----- Source material

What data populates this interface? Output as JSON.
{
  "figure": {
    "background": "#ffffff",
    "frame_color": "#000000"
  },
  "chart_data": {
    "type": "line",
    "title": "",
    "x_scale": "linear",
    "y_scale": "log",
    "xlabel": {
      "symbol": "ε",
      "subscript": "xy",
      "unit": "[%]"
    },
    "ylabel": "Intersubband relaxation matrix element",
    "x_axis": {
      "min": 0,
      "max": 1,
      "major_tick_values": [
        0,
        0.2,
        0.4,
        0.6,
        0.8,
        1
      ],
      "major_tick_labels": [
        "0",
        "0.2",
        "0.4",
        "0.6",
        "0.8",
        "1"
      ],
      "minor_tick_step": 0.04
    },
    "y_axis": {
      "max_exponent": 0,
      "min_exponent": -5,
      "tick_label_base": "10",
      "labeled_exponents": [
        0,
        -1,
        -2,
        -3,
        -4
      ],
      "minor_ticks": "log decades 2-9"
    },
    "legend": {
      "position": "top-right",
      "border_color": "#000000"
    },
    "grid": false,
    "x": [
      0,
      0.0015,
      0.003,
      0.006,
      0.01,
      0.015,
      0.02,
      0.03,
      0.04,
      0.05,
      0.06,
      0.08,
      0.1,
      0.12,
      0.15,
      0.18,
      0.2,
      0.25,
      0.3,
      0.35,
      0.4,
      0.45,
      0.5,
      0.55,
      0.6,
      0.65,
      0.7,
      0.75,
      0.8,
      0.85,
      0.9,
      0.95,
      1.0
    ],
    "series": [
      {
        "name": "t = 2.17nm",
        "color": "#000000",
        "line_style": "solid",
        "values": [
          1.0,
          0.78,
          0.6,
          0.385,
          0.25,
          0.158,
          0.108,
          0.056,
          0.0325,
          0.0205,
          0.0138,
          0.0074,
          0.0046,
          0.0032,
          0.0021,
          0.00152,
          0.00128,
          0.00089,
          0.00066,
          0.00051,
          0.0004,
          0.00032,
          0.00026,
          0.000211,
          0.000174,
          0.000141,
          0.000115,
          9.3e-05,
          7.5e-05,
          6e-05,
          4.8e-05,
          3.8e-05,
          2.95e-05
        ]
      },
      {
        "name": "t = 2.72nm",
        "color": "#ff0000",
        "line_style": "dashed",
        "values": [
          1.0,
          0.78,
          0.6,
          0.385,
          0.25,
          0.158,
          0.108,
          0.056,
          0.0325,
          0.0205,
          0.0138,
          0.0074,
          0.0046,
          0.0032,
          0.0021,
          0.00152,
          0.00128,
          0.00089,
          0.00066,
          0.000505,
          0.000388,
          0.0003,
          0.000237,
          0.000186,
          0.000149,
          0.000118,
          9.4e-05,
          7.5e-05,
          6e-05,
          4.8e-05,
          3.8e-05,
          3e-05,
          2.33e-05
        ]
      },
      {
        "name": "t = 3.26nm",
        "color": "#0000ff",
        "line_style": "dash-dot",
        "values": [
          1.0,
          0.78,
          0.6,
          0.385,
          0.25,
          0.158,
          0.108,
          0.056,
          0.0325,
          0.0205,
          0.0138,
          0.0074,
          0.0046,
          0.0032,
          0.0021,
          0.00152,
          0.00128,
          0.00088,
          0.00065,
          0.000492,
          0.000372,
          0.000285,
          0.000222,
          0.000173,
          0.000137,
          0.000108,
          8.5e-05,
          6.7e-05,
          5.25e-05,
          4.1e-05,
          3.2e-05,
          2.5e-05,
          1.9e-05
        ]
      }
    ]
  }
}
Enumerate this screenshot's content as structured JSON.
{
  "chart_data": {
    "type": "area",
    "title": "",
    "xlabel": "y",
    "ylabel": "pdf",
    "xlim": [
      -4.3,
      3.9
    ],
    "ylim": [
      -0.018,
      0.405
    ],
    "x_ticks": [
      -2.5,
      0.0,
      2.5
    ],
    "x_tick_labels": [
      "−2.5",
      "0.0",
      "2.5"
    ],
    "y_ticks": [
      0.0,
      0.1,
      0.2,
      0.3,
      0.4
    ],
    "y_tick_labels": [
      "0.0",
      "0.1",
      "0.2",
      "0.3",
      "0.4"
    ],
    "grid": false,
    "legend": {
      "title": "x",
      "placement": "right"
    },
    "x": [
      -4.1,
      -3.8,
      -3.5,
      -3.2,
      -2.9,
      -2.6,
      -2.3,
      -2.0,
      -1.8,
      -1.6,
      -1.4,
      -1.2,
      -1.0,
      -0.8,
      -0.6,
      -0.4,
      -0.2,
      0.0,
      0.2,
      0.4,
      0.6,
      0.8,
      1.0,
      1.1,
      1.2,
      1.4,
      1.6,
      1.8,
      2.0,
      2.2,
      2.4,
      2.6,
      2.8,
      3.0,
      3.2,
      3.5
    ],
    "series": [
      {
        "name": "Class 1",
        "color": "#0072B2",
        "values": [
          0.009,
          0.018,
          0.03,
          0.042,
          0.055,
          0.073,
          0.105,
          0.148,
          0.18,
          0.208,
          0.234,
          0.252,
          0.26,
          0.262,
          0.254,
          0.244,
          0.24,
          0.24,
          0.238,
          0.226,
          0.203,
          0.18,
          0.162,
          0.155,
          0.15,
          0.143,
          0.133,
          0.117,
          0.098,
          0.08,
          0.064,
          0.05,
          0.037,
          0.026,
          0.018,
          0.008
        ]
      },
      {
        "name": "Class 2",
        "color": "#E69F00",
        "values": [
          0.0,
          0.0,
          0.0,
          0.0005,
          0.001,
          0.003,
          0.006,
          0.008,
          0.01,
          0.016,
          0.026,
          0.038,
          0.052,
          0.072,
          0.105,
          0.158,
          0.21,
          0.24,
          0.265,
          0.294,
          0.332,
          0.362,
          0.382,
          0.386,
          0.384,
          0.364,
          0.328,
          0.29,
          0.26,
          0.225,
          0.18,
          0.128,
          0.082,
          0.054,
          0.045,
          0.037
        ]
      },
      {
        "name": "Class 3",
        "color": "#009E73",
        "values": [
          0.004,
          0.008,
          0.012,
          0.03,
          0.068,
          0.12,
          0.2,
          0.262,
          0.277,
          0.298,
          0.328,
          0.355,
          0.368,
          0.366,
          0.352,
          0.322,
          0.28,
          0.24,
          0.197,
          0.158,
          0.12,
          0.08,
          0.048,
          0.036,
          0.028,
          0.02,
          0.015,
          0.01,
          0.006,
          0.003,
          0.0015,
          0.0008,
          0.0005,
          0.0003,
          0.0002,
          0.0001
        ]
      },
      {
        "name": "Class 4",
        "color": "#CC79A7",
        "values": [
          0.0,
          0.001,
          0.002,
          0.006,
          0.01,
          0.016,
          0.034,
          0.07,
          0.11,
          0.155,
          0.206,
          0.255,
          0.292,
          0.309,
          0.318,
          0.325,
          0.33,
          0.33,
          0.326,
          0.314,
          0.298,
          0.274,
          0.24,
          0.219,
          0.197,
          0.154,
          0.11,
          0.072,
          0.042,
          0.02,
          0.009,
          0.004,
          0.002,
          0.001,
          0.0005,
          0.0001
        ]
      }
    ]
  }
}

----------

Print the listing above in full, exactly as it is.

◆ **The response**:
What data populates this interface? Output as JSON.
{
  "figure": {
    "background": "#ffffff",
    "frame_color": "#000000"
  },
  "chart_data": {
    "type": "line",
    "title": "",
    "x_scale": "linear",
    "y_scale": "log",
    "xlabel": {
      "symbol": "ε",
      "subscript": "xy",
      "unit": "[%]"
    },
    "ylabel": "Intersubband relaxation matrix element",
    "x_axis": {
      "min": 0,
      "max": 1,
      "major_tick_values": [
        0,
        0.2,
        0.4,
        0.6,
        0.8,
        1
      ],
      "major_tick_labels": [
        "0",
        "0.2",
        "0.4",
        "0.6",
        "0.8",
        "1"
      ],
      "minor_tick_step": 0.04
    },
    "y_axis": {
      "max_exponent": 0,
      "min_exponent": -5,
      "tick_label_base": "10",
      "labeled_exponents": [
        0,
        -1,
        -2,
        -3,
        -4
      ],
      "minor_ticks": "log decades 2-9"
    },
    "legend": {
      "position": "top-right",
      "border_color": "#000000"
    },
    "grid": false,
    "x": [
      0,
      0.0015,
      0.003,
      0.006,
      0.01,
      0.015,
      0.02,
      0.03,
      0.04,
      0.05,
      0.06,
      0.08,
      0.1,
      0.12,
      0.15,
      0.18,
      0.2,
      0.25,
      0.3,
      0.35,
      0.4,
      0.45,
      0.5,
      0.55,
      0.6,
      0.65,
      0.7,
      0.75,
      0.8,
      0.85,
      0.9,
      0.95,
      1.0
    ],
    "series": [
      {
        "name": "t = 2.17nm",
        "color": "#000000",
        "line_style": "solid",
        "values": [
          1.0,
          0.78,
          0.6,
          0.385,
          0.25,
          0.158,
          0.108,
          0.056,
          0.0325,
          0.0205,
          0.0138,
          0.0074,
          0.0046,
          0.0032,
          0.0021,
          0.00152,
          0.00128,
          0.00089,
          0.00066,
          0.00051,
          0.0004,
          0.00032,
          0.00026,
          0.000211,
          0.000174,
          0.000141,
          0.000115,
          9.3e-05,
          7.5e-05,
          6e-05,
          4.8e-05,
          3.8e-05,
          2.95e-05
        ]
      },
      {
        "name": "t = 2.72nm",
        "color": "#ff0000",
        "line_style": "dashed",
        "values": [
          1.0,
          0.78,
          0.6,
          0.385,
          0.25,
          0.158,
          0.108,
          0.056,
          0.0325,
          0.0205,
          0.0138,
          0.0074,
          0.0046,
          0.0032,
          0.0021,
          0.00152,
          0.00128,
          0.00089,
          0.00066,
          0.000505,
          0.000388,
          0.0003,
          0.000237,
          0.000186,
          0.000149,
          0.000118,
          9.4e-05,
          7.5e-05,
          6e-05,
          4.8e-05,
          3.8e-05,
          3e-05,
          2.33e-05
        ]
      },
      {
        "name": "t = 3.26nm",
        "color": "#0000ff",
        "line_style": "dash-dot",
        "values": [
          1.0,
          0.78,
          0.6,
          0.385,
          0.25,
          0.158,
          0.108,
          0.056,
          0.0325,
          0.0205,
          0.0138,
          0.0074,
          0.0046,
          0.0032,
          0.0021,
          0.00152,
          0.00128,
          0.00088,
          0.00065,
          0.000492,
          0.000372,
          0.000285,
          0.000222,
          0.000173,
          0.000137,
          0.000108,
          8.5e-05,
          6.7e-05,
          5.25e-05,
          4.1e-05,
          3.2e-05,
          2.5e-05,
          1.9e-05
        ]
      }
    ]
  }
}
Enumerate this screenshot's content as structured JSON.
{
  "chart_data": {
    "type": "area",
    "title": "",
    "xlabel": "y",
    "ylabel": "pdf",
    "xlim": [
      -4.3,
      3.9
    ],
    "ylim": [
      -0.018,
      0.405
    ],
    "x_ticks": [
      -2.5,
      0.0,
      2.5
    ],
    "x_tick_labels": [
      "−2.5",
      "0.0",
      "2.5"
    ],
    "y_ticks": [
      0.0,
      0.1,
      0.2,
      0.3,
      0.4
    ],
    "y_tick_labels": [
      "0.0",
      "0.1",
      "0.2",
      "0.3",
      "0.4"
    ],
    "grid": false,
    "legend": {
      "title": "x",
      "placement": "right"
    },
    "x": [
      -4.1,
      -3.8,
      -3.5,
      -3.2,
      -2.9,
      -2.6,
      -2.3,
      -2.0,
      -1.8,
      -1.6,
      -1.4,
      -1.2,
      -1.0,
      -0.8,
      -0.6,
      -0.4,
      -0.2,
      0.0,
      0.2,
      0.4,
      0.6,
      0.8,
      1.0,
      1.1,
      1.2,
      1.4,
      1.6,
      1.8,
      2.0,
      2.2,
      2.4,
      2.6,
      2.8,
      3.0,
      3.2,
      3.5
    ],
    "series": [
      {
        "name": "Class 1",
        "color": "#0072B2",
        "values": [
          0.009,
          0.018,
          0.03,
          0.042,
          0.055,
          0.073,
          0.105,
          0.148,
          0.18,
          0.208,
          0.234,
          0.252,
          0.26,
          0.262,
          0.254,
          0.244,
          0.24,
          0.24,
          0.238,
          0.226,
          0.203,
          0.18,
          0.162,
          0.155,
          0.15,
          0.143,
          0.133,
          0.117,
          0.098,
          0.08,
          0.064,
          0.05,
          0.037,
          0.026,
          0.018,
          0.008
        ]
      },
      {
        "name": "Class 2",
        "color": "#E69F00",
        "values": [
          0.0,
          0.0,
          0.0,
          0.0005,
          0.001,
          0.003,
          0.006,
          0.008,
          0.01,
          0.016,
          0.026,
          0.038,
          0.052,
          0.072,
          0.105,
          0.158,
          0.21,
          0.24,
          0.265,
          0.294,
          0.332,
          0.362,
          0.382,
          0.386,
          0.384,
          0.364,
          0.328,
          0.29,
          0.26,
          0.225,
          0.18,
          0.128,
          0.082,
          0.054,
          0.045,
          0.037
        ]
      },
      {
        "name": "Class 3",
        "color": "#009E73",
        "values": [
          0.004,
          0.008,
          0.012,
          0.03,
          0.068,
          0.12,
          0.2,
          0.262,
          0.277,
          0.298,
          0.328,
          0.355,
          0.368,
          0.366,
          0.352,
          0.322,
          0.28,
          0.24,
          0.197,
          0.158,
          0.12,
          0.08,
          0.048,
          0.036,
          0.028,
          0.02,
          0.015,
          0.01,
          0.006,
          0.003,
          0.0015,
          0.0008,
          0.0005,
          0.0003,
          0.0002,
          0.0001
        ]
      },
      {
        "name": "Class 4",
        "color": "#CC79A7",
        "values": [
          0.0,
          0.001,
          0.002,
          0.006,
          0.01,
          0.016,
          0.034,
          0.07,
          0.11,
          0.155,
          0.206,
          0.255,
          0.292,
          0.309,
          0.318,
          0.325,
          0.33,
          0.33,
          0.326,
          0.314,
          0.298,
          0.274,
          0.24,
          0.219,
          0.197,
          0.154,
          0.11,
          0.072,
          0.042,
          0.02,
          0.009,
          0.004,
          0.002,
          0.001,
          0.0005,
          0.0001
        ]
      }
    ]
  }
}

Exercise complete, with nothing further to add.